▶ [Stored records]
* * * * * * * * *

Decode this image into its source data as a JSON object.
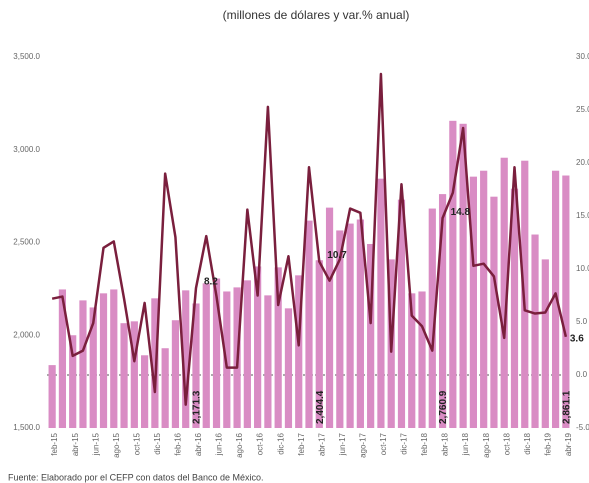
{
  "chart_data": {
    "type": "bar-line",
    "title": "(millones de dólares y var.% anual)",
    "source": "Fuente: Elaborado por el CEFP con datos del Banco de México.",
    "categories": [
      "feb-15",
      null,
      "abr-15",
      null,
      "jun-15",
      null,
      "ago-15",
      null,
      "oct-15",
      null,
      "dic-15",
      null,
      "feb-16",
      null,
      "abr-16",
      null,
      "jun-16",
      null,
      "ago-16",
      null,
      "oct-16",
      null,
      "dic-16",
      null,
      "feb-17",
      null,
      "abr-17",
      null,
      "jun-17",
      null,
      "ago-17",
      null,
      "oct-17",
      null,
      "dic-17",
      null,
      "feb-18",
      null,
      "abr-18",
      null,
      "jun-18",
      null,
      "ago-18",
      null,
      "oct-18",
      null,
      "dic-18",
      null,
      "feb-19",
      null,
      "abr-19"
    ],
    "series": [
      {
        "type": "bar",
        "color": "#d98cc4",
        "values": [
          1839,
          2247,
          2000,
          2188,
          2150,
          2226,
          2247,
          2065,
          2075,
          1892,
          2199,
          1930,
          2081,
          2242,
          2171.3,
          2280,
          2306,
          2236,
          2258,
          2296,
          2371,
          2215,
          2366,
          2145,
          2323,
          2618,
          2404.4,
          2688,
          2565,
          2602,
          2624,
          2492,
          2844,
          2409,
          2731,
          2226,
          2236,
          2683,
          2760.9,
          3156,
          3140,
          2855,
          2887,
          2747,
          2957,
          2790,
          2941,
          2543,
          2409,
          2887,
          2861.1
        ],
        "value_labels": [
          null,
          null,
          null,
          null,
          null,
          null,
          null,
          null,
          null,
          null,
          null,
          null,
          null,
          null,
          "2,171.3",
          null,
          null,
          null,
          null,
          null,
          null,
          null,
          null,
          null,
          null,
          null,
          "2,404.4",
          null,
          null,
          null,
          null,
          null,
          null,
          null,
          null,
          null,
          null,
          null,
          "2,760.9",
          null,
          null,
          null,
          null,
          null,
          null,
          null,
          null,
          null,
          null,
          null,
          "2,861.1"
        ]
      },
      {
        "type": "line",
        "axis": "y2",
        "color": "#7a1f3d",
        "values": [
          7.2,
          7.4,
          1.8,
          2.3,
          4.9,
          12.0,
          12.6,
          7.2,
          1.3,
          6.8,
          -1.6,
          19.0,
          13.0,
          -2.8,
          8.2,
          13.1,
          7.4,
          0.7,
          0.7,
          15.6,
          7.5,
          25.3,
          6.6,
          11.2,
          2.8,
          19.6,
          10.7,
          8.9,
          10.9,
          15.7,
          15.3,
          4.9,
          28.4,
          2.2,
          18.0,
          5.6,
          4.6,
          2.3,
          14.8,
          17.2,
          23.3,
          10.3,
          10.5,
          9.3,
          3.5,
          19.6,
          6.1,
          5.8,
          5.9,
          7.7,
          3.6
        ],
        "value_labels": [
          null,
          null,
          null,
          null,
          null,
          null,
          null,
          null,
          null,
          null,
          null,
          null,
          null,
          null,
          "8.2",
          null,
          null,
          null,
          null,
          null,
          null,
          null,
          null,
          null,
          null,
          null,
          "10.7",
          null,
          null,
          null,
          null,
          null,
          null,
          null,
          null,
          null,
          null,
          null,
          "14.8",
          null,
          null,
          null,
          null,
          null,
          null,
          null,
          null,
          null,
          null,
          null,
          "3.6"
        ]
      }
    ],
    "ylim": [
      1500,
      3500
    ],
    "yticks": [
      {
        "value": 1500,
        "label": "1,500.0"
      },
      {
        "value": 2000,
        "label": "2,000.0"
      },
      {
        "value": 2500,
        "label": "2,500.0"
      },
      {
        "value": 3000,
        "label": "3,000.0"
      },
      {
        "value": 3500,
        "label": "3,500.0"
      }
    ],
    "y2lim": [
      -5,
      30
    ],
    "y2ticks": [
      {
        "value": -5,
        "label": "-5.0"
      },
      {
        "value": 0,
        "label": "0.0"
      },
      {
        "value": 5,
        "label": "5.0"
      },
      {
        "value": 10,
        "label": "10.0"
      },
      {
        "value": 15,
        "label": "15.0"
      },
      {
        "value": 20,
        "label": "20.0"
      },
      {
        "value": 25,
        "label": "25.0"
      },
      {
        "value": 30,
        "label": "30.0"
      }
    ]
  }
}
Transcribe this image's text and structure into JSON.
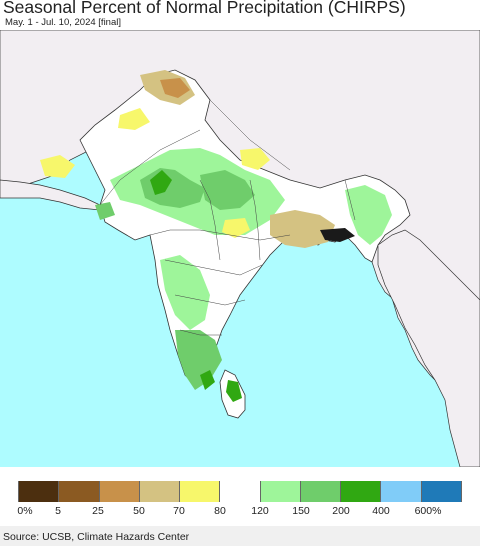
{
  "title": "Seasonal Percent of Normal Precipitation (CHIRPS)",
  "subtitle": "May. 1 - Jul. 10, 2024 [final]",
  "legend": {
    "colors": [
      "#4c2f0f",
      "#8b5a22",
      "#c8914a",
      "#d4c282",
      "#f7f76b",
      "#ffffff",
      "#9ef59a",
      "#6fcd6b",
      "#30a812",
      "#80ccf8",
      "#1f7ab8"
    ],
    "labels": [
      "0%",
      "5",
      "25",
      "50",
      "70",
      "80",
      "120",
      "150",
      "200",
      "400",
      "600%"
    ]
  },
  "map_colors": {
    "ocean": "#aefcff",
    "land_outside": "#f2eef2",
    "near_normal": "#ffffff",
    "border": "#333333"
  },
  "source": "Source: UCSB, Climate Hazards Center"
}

* * * * * * * * *

▶ [The task]
Starting with the line that holds "Transcribe this image's", repeat exactly every line through the end of the material above, both ends included, without the pictures.

▶ [Exercise answer]
Transcribe this image's text and structure into JSON.
{
  "title": "Seasonal Percent of Normal Precipitation (CHIRPS)",
  "subtitle": "May. 1 - Jul. 10, 2024 [final]",
  "legend": {
    "colors": [
      "#4c2f0f",
      "#8b5a22",
      "#c8914a",
      "#d4c282",
      "#f7f76b",
      "#ffffff",
      "#9ef59a",
      "#6fcd6b",
      "#30a812",
      "#80ccf8",
      "#1f7ab8"
    ],
    "labels": [
      "0%",
      "5",
      "25",
      "50",
      "70",
      "80",
      "120",
      "150",
      "200",
      "400",
      "600%"
    ]
  },
  "map_colors": {
    "ocean": "#aefcff",
    "land_outside": "#f2eef2",
    "near_normal": "#ffffff",
    "border": "#333333"
  },
  "source": "Source: UCSB, Climate Hazards Center"
}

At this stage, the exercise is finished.